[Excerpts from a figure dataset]
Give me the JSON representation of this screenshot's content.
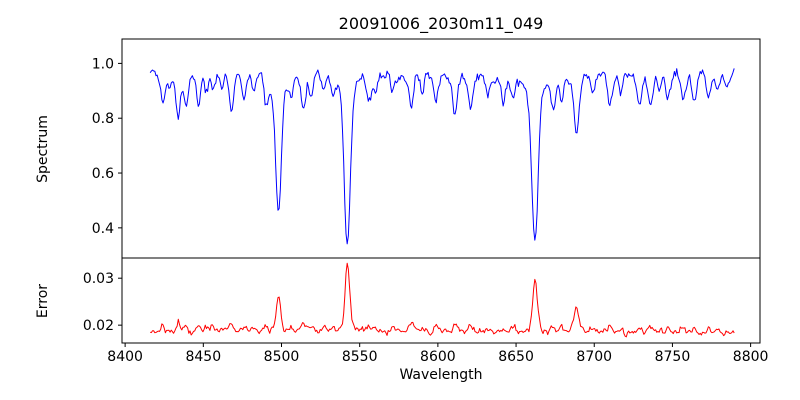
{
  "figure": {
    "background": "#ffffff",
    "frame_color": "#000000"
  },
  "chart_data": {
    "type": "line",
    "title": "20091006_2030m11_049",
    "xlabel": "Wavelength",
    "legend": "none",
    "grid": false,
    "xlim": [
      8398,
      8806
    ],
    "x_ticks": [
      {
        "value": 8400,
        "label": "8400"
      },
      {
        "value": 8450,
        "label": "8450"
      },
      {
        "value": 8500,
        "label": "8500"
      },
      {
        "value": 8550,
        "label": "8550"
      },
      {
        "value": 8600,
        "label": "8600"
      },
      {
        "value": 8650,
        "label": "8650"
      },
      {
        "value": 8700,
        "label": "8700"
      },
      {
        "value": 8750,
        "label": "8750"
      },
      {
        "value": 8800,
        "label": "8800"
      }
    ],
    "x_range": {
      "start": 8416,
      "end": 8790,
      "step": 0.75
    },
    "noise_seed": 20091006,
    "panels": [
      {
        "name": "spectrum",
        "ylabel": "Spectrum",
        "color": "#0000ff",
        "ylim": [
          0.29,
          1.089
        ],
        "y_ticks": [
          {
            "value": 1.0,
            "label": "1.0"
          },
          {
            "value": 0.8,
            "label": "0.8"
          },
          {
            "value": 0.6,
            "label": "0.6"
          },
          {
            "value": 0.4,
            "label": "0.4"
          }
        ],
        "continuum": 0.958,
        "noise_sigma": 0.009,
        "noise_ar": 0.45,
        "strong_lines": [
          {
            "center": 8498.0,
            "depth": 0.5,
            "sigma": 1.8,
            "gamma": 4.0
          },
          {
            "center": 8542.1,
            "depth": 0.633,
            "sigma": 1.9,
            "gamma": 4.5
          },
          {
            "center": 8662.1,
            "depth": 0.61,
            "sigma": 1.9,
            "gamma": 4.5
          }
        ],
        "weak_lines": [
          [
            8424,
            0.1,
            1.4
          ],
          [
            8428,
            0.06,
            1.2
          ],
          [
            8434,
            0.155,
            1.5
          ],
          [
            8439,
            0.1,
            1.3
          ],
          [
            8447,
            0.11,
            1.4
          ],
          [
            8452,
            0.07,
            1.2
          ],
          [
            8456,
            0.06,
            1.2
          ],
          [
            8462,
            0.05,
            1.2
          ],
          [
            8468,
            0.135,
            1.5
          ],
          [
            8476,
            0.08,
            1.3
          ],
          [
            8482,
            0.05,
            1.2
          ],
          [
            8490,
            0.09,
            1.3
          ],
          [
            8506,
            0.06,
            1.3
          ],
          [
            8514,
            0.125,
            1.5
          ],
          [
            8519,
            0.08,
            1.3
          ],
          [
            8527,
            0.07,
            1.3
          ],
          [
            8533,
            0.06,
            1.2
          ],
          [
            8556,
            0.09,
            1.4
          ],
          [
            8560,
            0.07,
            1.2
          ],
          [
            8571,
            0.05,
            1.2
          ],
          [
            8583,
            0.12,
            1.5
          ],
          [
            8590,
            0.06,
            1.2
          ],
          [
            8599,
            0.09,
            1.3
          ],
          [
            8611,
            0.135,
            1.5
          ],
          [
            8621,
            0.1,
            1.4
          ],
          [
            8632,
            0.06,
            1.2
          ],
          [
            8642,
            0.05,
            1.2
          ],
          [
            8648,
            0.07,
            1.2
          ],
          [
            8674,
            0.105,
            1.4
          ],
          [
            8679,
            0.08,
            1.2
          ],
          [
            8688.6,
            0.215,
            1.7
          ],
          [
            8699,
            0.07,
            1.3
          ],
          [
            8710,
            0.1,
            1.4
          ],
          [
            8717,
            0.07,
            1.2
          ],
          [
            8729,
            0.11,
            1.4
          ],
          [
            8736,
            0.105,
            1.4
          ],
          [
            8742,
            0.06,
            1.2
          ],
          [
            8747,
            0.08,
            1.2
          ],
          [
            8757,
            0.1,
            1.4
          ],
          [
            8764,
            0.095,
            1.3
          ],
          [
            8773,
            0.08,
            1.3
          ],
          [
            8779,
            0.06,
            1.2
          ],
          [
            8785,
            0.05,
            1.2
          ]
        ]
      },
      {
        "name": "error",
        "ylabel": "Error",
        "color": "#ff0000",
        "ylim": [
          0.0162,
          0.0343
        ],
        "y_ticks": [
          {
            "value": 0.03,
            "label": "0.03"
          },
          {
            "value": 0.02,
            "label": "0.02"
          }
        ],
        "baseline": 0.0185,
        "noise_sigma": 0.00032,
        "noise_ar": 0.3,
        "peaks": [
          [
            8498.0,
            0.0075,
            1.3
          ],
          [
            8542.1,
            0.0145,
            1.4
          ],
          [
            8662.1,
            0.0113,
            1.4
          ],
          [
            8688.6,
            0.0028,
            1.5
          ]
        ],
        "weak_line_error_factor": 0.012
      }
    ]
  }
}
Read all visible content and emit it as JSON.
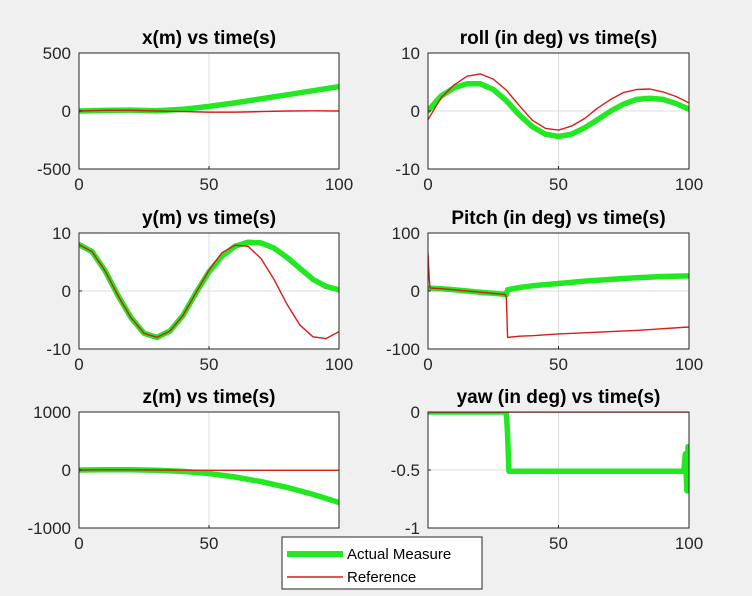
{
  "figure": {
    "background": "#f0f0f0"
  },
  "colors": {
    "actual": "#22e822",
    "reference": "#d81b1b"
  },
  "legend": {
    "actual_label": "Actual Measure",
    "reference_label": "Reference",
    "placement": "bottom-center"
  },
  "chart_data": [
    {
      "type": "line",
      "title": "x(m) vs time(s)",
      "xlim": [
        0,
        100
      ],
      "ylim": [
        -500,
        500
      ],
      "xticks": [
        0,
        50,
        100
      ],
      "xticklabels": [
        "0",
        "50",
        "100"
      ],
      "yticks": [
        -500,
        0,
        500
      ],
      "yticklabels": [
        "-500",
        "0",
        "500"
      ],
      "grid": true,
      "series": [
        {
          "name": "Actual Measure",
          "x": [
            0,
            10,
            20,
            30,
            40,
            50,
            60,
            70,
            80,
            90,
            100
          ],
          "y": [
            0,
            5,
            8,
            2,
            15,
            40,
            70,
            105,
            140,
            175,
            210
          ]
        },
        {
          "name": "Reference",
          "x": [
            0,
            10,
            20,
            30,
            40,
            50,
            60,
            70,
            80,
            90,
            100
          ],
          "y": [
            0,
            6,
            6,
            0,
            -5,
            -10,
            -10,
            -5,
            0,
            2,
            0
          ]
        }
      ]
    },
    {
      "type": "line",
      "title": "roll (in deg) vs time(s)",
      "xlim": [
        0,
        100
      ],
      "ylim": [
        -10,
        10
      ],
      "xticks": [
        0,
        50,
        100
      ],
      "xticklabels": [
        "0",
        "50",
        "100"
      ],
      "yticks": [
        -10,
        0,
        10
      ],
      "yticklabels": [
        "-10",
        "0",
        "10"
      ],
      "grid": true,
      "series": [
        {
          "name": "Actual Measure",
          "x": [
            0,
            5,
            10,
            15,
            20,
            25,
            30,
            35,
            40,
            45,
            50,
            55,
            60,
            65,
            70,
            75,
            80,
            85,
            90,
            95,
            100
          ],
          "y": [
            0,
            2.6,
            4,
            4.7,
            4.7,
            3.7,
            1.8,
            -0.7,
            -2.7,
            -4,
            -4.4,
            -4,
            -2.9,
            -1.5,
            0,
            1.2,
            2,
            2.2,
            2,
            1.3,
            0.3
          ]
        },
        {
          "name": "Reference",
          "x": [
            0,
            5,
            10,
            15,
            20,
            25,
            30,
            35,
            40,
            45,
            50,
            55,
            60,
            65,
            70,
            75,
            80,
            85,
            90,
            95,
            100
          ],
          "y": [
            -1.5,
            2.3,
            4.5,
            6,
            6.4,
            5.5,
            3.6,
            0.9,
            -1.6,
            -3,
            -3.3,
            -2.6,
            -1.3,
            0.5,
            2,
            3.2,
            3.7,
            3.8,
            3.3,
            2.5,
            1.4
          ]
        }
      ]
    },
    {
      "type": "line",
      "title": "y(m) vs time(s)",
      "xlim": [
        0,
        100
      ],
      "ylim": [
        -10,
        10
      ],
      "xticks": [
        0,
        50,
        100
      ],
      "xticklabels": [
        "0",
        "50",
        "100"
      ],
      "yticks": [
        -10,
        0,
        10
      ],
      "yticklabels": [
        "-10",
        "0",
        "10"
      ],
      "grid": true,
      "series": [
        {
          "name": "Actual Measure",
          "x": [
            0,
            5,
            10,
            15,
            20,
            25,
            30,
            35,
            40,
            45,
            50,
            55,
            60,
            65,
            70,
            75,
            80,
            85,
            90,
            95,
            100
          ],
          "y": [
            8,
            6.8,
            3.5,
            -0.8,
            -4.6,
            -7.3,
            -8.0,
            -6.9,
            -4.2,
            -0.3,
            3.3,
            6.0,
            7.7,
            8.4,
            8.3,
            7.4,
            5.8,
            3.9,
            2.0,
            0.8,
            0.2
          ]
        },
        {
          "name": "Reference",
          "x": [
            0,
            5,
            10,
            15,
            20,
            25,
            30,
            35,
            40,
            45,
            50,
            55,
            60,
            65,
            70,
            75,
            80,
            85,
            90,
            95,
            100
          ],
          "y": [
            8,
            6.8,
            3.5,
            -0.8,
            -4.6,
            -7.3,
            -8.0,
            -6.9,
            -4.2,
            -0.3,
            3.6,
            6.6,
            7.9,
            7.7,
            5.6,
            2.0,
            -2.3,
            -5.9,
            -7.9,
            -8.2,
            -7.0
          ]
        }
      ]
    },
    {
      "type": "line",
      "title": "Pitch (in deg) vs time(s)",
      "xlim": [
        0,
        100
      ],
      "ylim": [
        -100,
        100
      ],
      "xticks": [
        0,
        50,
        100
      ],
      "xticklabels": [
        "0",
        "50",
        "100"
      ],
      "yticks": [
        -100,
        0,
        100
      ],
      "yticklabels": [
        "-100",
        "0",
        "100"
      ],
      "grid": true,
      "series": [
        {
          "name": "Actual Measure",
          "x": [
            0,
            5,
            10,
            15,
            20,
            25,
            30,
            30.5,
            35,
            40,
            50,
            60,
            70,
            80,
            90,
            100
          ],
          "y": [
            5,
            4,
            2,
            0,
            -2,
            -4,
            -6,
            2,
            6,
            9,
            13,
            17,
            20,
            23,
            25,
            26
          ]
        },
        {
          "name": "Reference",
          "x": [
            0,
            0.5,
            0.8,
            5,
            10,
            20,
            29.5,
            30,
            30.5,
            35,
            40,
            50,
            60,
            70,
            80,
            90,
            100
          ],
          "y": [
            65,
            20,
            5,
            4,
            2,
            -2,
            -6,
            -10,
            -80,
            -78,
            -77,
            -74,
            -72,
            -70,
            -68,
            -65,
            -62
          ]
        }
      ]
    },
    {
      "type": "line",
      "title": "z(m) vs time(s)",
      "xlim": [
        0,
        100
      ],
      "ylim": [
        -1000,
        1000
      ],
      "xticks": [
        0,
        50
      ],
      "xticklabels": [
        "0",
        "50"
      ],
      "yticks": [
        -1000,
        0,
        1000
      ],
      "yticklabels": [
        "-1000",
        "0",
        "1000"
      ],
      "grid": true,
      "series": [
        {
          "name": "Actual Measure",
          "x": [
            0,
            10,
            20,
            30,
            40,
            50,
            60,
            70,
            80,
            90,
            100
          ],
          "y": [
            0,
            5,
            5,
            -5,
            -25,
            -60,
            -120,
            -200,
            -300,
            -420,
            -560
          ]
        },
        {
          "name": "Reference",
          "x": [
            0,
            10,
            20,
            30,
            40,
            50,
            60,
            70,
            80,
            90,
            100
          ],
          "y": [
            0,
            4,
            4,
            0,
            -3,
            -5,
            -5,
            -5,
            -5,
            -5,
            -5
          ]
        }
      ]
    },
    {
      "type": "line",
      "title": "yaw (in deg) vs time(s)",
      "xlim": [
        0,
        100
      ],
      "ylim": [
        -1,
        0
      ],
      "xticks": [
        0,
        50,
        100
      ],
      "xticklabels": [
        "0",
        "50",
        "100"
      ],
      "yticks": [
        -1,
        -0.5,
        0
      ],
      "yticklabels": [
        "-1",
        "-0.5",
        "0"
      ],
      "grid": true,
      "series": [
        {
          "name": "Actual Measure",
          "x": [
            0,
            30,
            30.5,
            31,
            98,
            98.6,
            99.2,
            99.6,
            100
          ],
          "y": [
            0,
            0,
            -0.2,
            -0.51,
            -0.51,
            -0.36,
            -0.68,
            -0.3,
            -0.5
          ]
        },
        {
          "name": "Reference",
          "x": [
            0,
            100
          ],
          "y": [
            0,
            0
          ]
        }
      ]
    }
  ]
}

**What you are asked to do:** Pull every line containing "content" out of the data above.

**Solution for this task:**
Give me the JSON representation of this screenshot's content.
Read all visible content and emit it as JSON.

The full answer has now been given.